Exercise goal: Continue the forum post on presenting femininity as a 3w2, starting right after its final sentence.

Given text:
Start
As a 3w2 I absolutely try to portray the image of femininity and I embrace it. I don't associate with the new feminist movement, not because I don't believe in equality, but because I'm aware of the negative impact it would have on my credibility, unfortunate--but real. (There are other reasons but they are unrelated to the topic at hand.)

And what you said about "playing" soft and demure without actually being soft and demure speaks so true to who I am. Internally I'm quite ambitious, competitive, (in a friendly way) analytical and a defender of reason. externally unless I am around only my closest confidants I am soft spoken and conflict avoid-ant. Although that is a facet of my MBTI type as well.

My wardrobe is very "feminine", everything is form fitting and flattering. Most of my clothing is neutral or classic/soft colored (blush tones, olive tones, navy). Since I am a 2 wing I try to make sure to adhere to societal norms. Although I much prefer the style of dress in big cities (a bit more risqué... Sort of how I picture a 3w4 woman to dress) I live in a small town in the Midwest so I dress in a way that doesn't offend people. While still upholding that feminine, classy but still sexy image.
End
Excerpted records:
Start
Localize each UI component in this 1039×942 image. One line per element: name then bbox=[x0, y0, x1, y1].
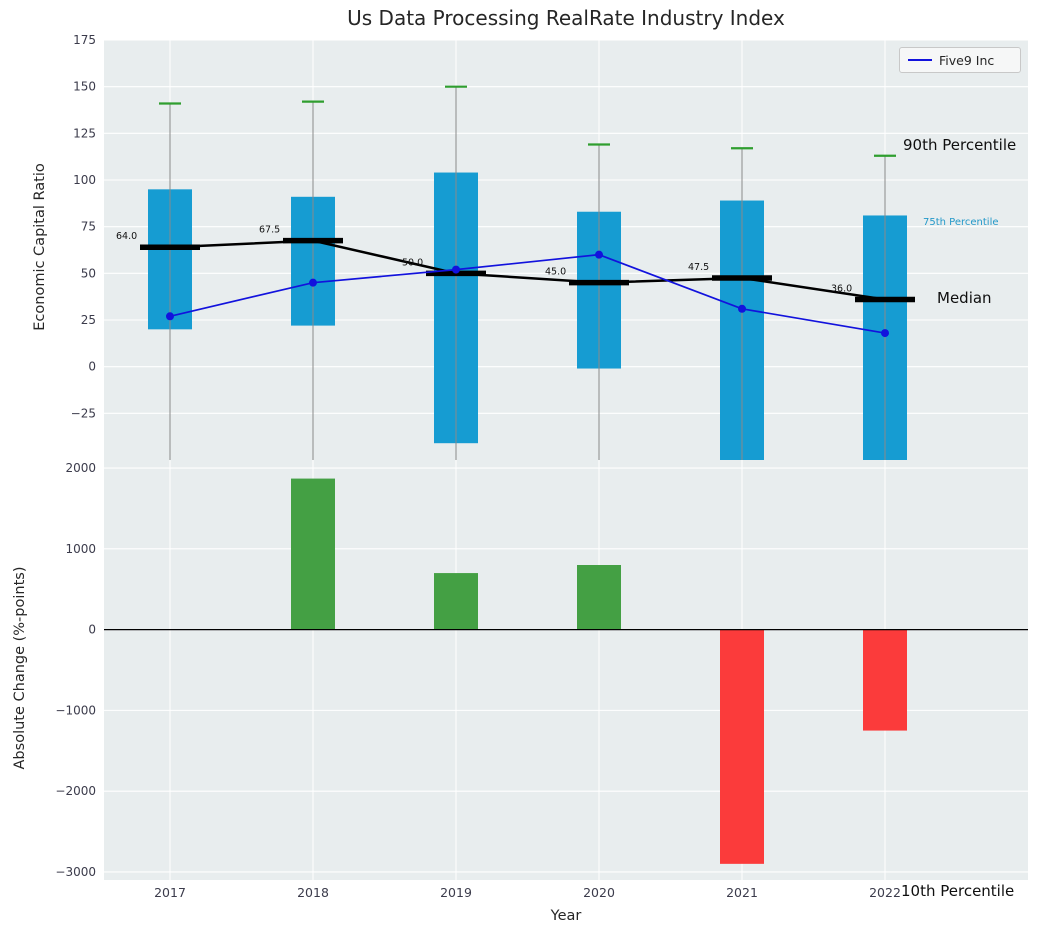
change-bar-2021 bbox=[720, 629, 764, 864]
five9-marker-2022 bbox=[881, 329, 889, 338]
median-value-label: 67.5 bbox=[259, 225, 280, 236]
change-bar-2018 bbox=[291, 478, 335, 630]
bottom-y-axis-label: Absolute Change (%-points) bbox=[12, 566, 28, 770]
median-value-label: 50.0 bbox=[402, 257, 423, 268]
top-ytick-label: 125 bbox=[73, 126, 96, 140]
bottom-ytick-label: 2000 bbox=[65, 461, 96, 475]
chart-title: Us Data Processing RealRate Industry Ind… bbox=[347, 6, 785, 30]
five9-marker-2020 bbox=[595, 250, 603, 259]
tick-labels: 175 150 125 100 75 50 25 0 −25 2000 1000 0 −1000 −200… bbox=[55, 33, 901, 900]
bottom-ytick-label: −2000 bbox=[55, 784, 96, 798]
percentile-boxes bbox=[148, 172, 907, 461]
company-series bbox=[166, 250, 889, 338]
bottom-ytick-label: −1000 bbox=[55, 703, 96, 717]
xtick-label: 2020 bbox=[583, 885, 615, 900]
annotation-90th-percentile: 90th Percentile bbox=[903, 136, 1017, 154]
xtick-label: 2017 bbox=[154, 885, 186, 900]
five9-marker-2018 bbox=[309, 278, 317, 287]
annotation-median: Median bbox=[937, 289, 992, 307]
median-value-label: 64.0 bbox=[116, 231, 137, 242]
median-value-label: 45.0 bbox=[545, 267, 566, 278]
five9-marker-2019 bbox=[452, 265, 460, 274]
legend-label: Five9 Inc bbox=[939, 52, 995, 68]
xtick-label: 2021 bbox=[726, 885, 758, 900]
legend-line-sample bbox=[908, 59, 932, 61]
top-y-axis-label: Economic Capital Ratio bbox=[32, 163, 48, 331]
x-axis-label: Year bbox=[550, 908, 582, 924]
top-ytick-label: 175 bbox=[73, 33, 96, 47]
change-bar-2019 bbox=[434, 573, 478, 630]
bottom-ytick-label: 0 bbox=[88, 623, 96, 637]
change-bars bbox=[104, 478, 1028, 864]
xtick-label: 2019 bbox=[440, 885, 472, 900]
top-ytick-label: 25 bbox=[81, 313, 96, 327]
five9-line bbox=[169, 253, 886, 334]
change-bar-2022 bbox=[863, 629, 907, 731]
median-value-label: 36.0 bbox=[831, 283, 852, 294]
xtick-label: 2022 bbox=[869, 885, 901, 900]
top-ytick-label: 100 bbox=[73, 173, 96, 187]
bottom-ytick-label: −3000 bbox=[55, 865, 96, 879]
top-ytick-label: 150 bbox=[73, 80, 96, 94]
top-ytick-label: 50 bbox=[81, 266, 96, 280]
top-ytick-label: 0 bbox=[88, 360, 96, 374]
change-bar-2020 bbox=[577, 565, 621, 630]
five9-marker-2017 bbox=[166, 312, 174, 321]
legend: Five9 Inc bbox=[899, 47, 1021, 73]
median-series: 64.0 67.5 50.0 45.0 47.5 36.0 bbox=[116, 225, 915, 303]
five9-marker-2021 bbox=[738, 304, 746, 313]
annotation-10th-percentile: 10th Percentile bbox=[901, 882, 1015, 900]
top-ytick-label: 75 bbox=[81, 220, 96, 234]
top-ytick-label: −25 bbox=[71, 406, 96, 420]
bottom-ytick-label: 1000 bbox=[65, 542, 96, 556]
xtick-label: 2018 bbox=[297, 885, 329, 900]
median-value-label: 47.5 bbox=[688, 262, 709, 273]
annotation-75th-percentile: 75th Percentile bbox=[923, 217, 999, 228]
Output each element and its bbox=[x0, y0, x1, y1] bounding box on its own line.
End
Response to the exercise:
(Not saying I hold it well or that anyone would actually think I do but that's what I go for.) :laughing:


----------



## typethisperson (Feb 4, 2017)

^ isn't even a 3w2 *rolls eyes*


----------



## navi__x3 (May 20, 2017)

typethisperson said:


> ^ isn't even a 3w2 *rolls eyes*


LOL I'm debating between the two currently. *rolls cinnamon*

(I wrote that when I confirmed 3w2 for myself like shfifty fie days ago)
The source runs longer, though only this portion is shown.